- REQUIRED WORK -
Return all lines below containing the word "Infrastructure".

-- begin INPUT ROWS --

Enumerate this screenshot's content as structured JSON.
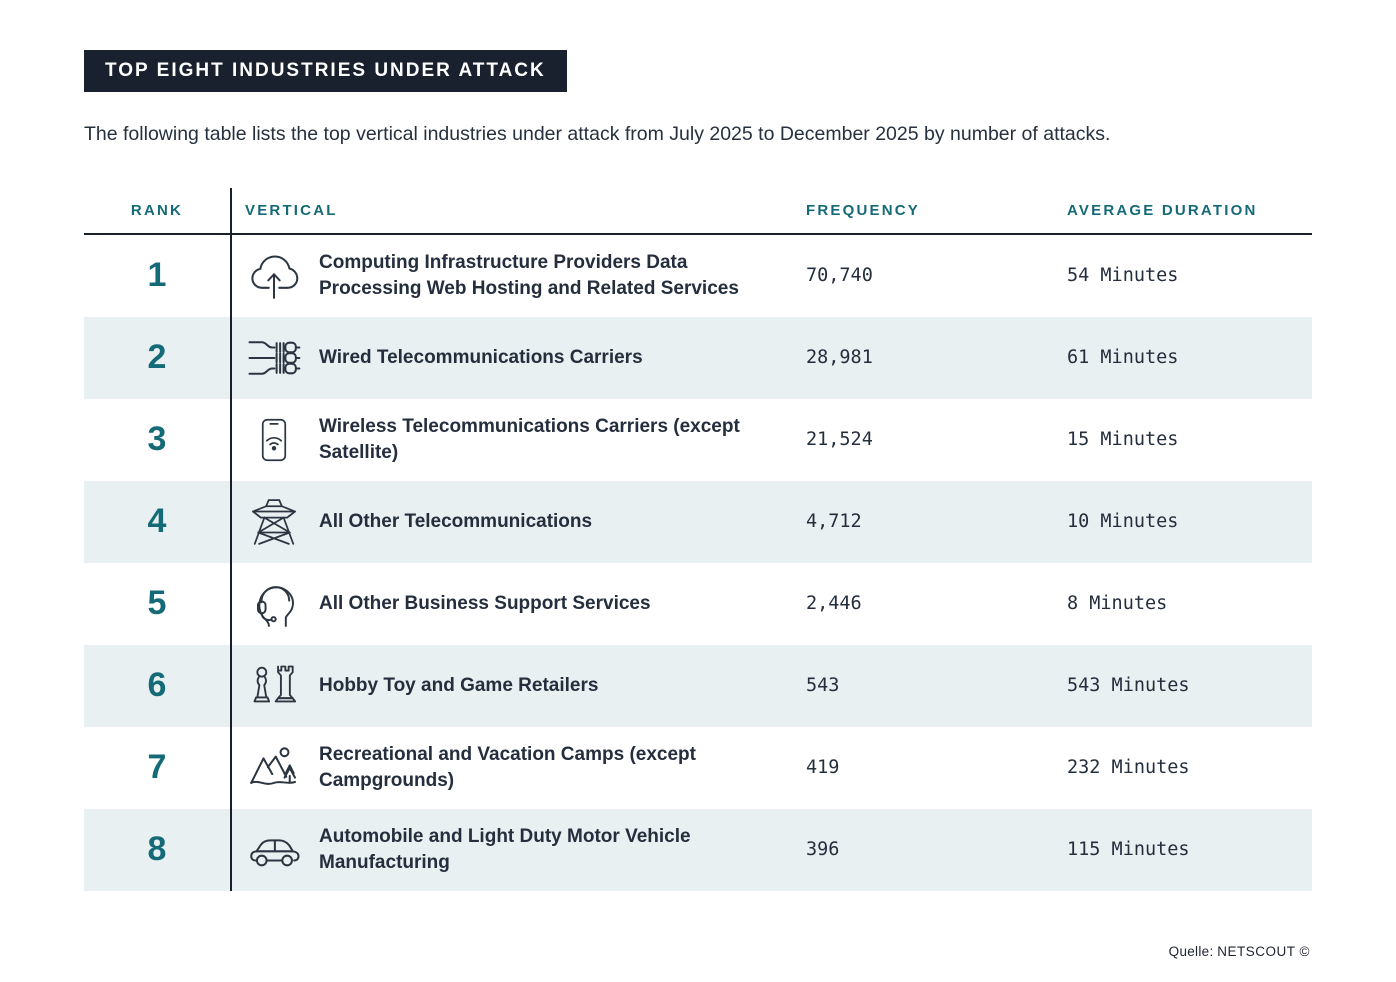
{
  "page": {
    "title_badge": "TOP EIGHT INDUSTRIES UNDER ATTACK",
    "description": "The following table lists the top vertical industries under attack from July 2025 to December 2025 by number of attacks.",
    "source_label": "Quelle:",
    "source_value": "NETSCOUT ©"
  },
  "colors": {
    "accent_teal": "#156A77",
    "text_navy": "#232E3D",
    "badge_bg": "#1A212E",
    "alt_row_bg": "#E9F0F2",
    "rule_line": "#1A202A"
  },
  "table": {
    "columns": [
      "RANK",
      "VERTICAL",
      "FREQUENCY",
      "AVERAGE DURATION"
    ],
    "rows": [
      {
        "rank": "1",
        "icon": "cloud-upload-icon",
        "vertical": "Computing Infrastructure Providers Data Processing Web Hosting and Related Services",
        "frequency": "70,740",
        "duration": "54 Minutes"
      },
      {
        "rank": "2",
        "icon": "wired-cables-icon",
        "vertical": "Wired Telecommunications Carriers",
        "frequency": "28,981",
        "duration": "61 Minutes"
      },
      {
        "rank": "3",
        "icon": "smartphone-wifi-icon",
        "vertical": "Wireless Telecommunications Carriers (except Satellite)",
        "frequency": "21,524",
        "duration": "15 Minutes"
      },
      {
        "rank": "4",
        "icon": "transmission-tower-icon",
        "vertical": "All Other Telecommunications",
        "frequency": "4,712",
        "duration": "10 Minutes"
      },
      {
        "rank": "5",
        "icon": "support-agent-icon",
        "vertical": "All Other Business Support Services",
        "frequency": "2,446",
        "duration": "8 Minutes"
      },
      {
        "rank": "6",
        "icon": "chess-pieces-icon",
        "vertical": "Hobby Toy and Game Retailers",
        "frequency": "543",
        "duration": "543 Minutes"
      },
      {
        "rank": "7",
        "icon": "mountains-camp-icon",
        "vertical": "Recreational and Vacation Camps (except Campgrounds)",
        "frequency": "419",
        "duration": "232 Minutes"
      },
      {
        "rank": "8",
        "icon": "car-icon",
        "vertical": "Automobile and Light Duty Motor Vehicle Manufacturing",
        "frequency": "396",
        "duration": "115 Minutes"
      }
    ]
  },
  "chart_data": {
    "type": "table",
    "title": "TOP EIGHT INDUSTRIES UNDER ATTACK",
    "subtitle": "The following table lists the top vertical industries under attack from July 2025 to December 2025 by number of attacks.",
    "columns": [
      "Rank",
      "Vertical",
      "Frequency",
      "Average Duration (Minutes)"
    ],
    "rows": [
      [
        1,
        "Computing Infrastructure Providers Data Processing Web Hosting and Related Services",
        70740,
        54
      ],
      [
        2,
        "Wired Telecommunications Carriers",
        28981,
        61
      ],
      [
        3,
        "Wireless Telecommunications Carriers (except Satellite)",
        21524,
        15
      ],
      [
        4,
        "All Other Telecommunications",
        4712,
        10
      ],
      [
        5,
        "All Other Business Support Services",
        2446,
        8
      ],
      [
        6,
        "Hobby Toy and Game Retailers",
        543,
        543
      ],
      [
        7,
        "Recreational and Vacation Camps (except Campgrounds)",
        419,
        232
      ],
      [
        8,
        "Automobile and Light Duty Motor Vehicle Manufacturing",
        396,
        115
      ]
    ],
    "source": "Quelle: NETSCOUT ©"
  }
}
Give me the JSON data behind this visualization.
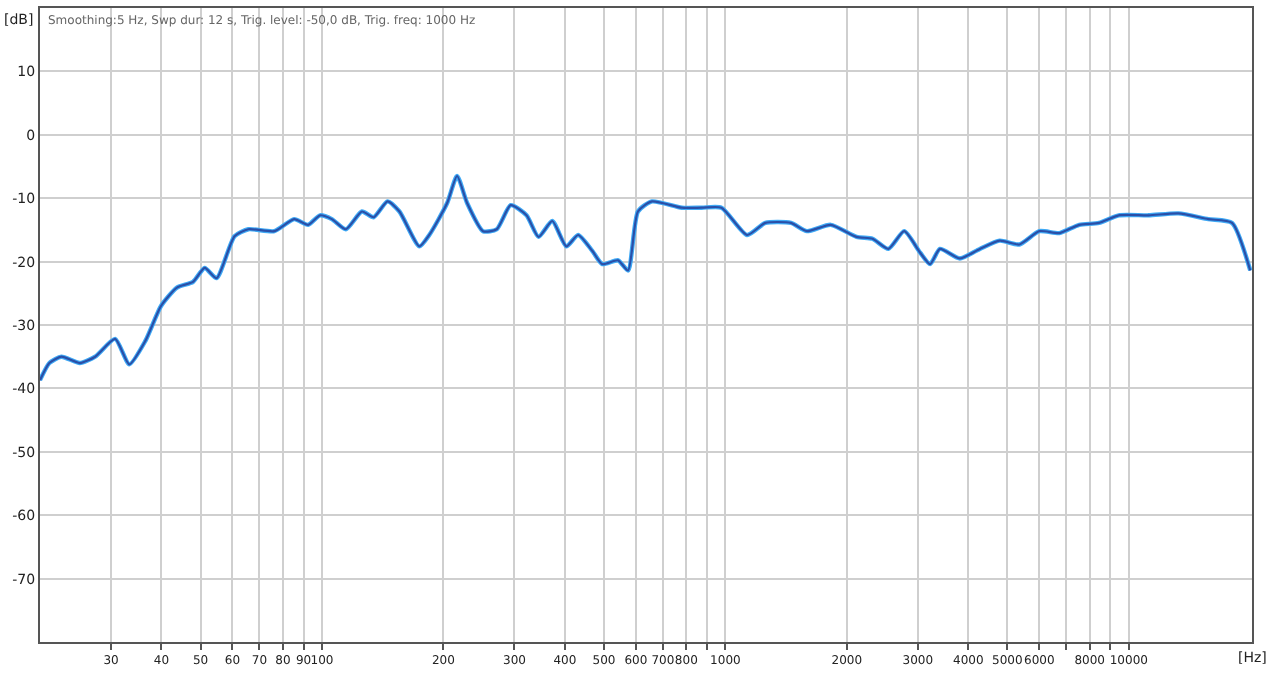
{
  "chart_data": {
    "type": "line",
    "xlabel": "[Hz]",
    "ylabel": "[dB]",
    "log": "x",
    "grid": true,
    "marker": "none",
    "line_style": "solid",
    "annotations": [
      "Smoothing:5 Hz, Swp dur: 12 s, Trig. level: -50,0 dB, Trig. freq: 1000 Hz"
    ],
    "xlim": [
      20,
      20200
    ],
    "ylim": [
      -80,
      20
    ],
    "xticks": [
      30,
      40,
      50,
      60,
      70,
      80,
      90,
      100,
      200,
      300,
      400,
      500,
      600,
      700,
      800,
      {
        "value": 900,
        "label": null
      },
      1000,
      2000,
      3000,
      4000,
      5000,
      6000,
      {
        "value": 7000,
        "label": null
      },
      8000,
      {
        "value": 9000,
        "label": null
      },
      10000
    ],
    "yticks": [
      10,
      0,
      -10,
      -20,
      -30,
      -40,
      -50,
      -60,
      -70
    ],
    "x": [
      20,
      21.1,
      22.6,
      25.1,
      27.4,
      30.7,
      33.3,
      36.5,
      39.9,
      43.7,
      47.9,
      51.2,
      54.8,
      60.7,
      65.7,
      76.2,
      85.3,
      92.4,
      98.9,
      105.8,
      114.6,
      125.6,
      134.3,
      145.4,
      155.6,
      174.3,
      184.5,
      204.2,
      216.2,
      229.1,
      250.7,
      271.2,
      293.6,
      321.4,
      344.2,
      372.3,
      403.4,
      431.5,
      467.7,
      495.2,
      542,
      573.8,
      607,
      657.7,
      779.8,
      873.6,
      977.8,
      1132,
      1256,
      1454,
      1592,
      1824,
      2114,
      2316,
      2535,
      2775,
      3040,
      3216,
      3403,
      3811,
      4273,
      4786,
      5358,
      6000,
      6731,
      7535,
      8435,
      9441,
      11194,
      13275,
      15740,
      18030,
      20000
    ],
    "series": [
      {
        "color": "#3fa9f5",
        "values": [
          -38.7,
          -36,
          -35,
          -36,
          -35,
          -32.2,
          -36.2,
          -32.5,
          -27,
          -24.1,
          -23.2,
          -21,
          -22.6,
          -16,
          -14.9,
          -15.2,
          -13.3,
          -14.2,
          -12.7,
          -13.3,
          -14.9,
          -12.1,
          -13,
          -10.5,
          -12.1,
          -17.6,
          -15.8,
          -10.8,
          -6.5,
          -10.8,
          -15.2,
          -14.9,
          -11.1,
          -12.7,
          -16.1,
          -13.6,
          -17.6,
          -15.8,
          -18.3,
          -20.4,
          -19.8,
          -21.4,
          -12.1,
          -10.5,
          -11.5,
          -11.5,
          -11.5,
          -15.8,
          -13.9,
          -13.9,
          -15.2,
          -14.2,
          -16.1,
          -16.4,
          -18,
          -15.2,
          -18.6,
          -20.4,
          -18,
          -19.5,
          -18,
          -16.7,
          -17.3,
          -15.2,
          -15.5,
          -14.2,
          -13.9,
          -12.7,
          -12.7,
          -12.4,
          -13.3,
          -13.9,
          -21.4
        ]
      },
      {
        "color": "#2a4fa8",
        "values": [
          -38.7,
          -36,
          -35,
          -36,
          -35,
          -32.2,
          -36.2,
          -32.5,
          -27,
          -24.1,
          -23.2,
          -21,
          -22.6,
          -16,
          -14.9,
          -15.2,
          -13.3,
          -14.2,
          -12.7,
          -13.3,
          -14.9,
          -12.1,
          -13,
          -10.5,
          -12.1,
          -17.6,
          -15.8,
          -10.8,
          -6.5,
          -10.8,
          -15.2,
          -14.9,
          -11.1,
          -12.7,
          -16.1,
          -13.6,
          -17.6,
          -15.8,
          -18.3,
          -20.4,
          -19.8,
          -21.4,
          -12.1,
          -10.5,
          -11.5,
          -11.5,
          -11.5,
          -15.8,
          -13.9,
          -13.9,
          -15.2,
          -14.2,
          -16.1,
          -16.4,
          -18,
          -15.2,
          -18.6,
          -20.4,
          -18,
          -19.5,
          -18,
          -16.7,
          -17.3,
          -15.2,
          -15.5,
          -14.2,
          -13.9,
          -12.7,
          -12.7,
          -12.4,
          -13.3,
          -13.9,
          -21.4
        ]
      }
    ]
  }
}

-- end INPUT ROWS --

- THE REPLY -
        "vertical": "Computing Infrastructure Providers Data Processing Web Hosting and Related Services",
        "Computing Infrastructure Providers Data Processing Web Hosting and Related Services",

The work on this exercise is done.